What you need to do
Using the data below, copy each line that includes the word "caption".

======

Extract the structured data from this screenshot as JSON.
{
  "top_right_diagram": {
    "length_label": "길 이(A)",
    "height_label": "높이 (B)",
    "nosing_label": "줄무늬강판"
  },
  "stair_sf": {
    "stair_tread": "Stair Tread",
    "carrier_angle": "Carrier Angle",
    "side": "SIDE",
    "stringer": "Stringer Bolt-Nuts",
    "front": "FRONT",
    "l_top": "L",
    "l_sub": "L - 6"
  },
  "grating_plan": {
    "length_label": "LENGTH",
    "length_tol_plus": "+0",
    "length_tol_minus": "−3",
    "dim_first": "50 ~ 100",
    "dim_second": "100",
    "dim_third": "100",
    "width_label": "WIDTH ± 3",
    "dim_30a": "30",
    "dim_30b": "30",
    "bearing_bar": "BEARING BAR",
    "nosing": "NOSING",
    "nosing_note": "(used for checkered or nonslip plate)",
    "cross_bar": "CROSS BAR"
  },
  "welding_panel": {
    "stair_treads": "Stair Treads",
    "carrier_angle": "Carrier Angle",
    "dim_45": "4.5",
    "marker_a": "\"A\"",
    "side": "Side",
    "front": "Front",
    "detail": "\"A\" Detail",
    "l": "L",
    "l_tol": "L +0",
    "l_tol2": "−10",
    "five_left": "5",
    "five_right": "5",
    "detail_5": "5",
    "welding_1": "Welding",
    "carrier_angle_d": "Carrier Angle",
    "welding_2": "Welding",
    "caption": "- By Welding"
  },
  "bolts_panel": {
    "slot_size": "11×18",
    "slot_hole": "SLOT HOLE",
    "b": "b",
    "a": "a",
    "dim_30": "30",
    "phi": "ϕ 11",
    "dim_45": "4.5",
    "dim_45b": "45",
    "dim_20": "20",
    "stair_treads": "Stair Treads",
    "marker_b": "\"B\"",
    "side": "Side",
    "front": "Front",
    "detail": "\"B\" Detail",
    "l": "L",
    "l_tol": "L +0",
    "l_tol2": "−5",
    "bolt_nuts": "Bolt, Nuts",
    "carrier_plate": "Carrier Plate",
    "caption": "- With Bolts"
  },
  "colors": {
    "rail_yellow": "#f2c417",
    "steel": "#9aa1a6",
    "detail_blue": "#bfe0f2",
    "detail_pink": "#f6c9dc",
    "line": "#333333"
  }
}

======

Complete response
    "caption": "- By Welding"
    "caption": "- With Bolts"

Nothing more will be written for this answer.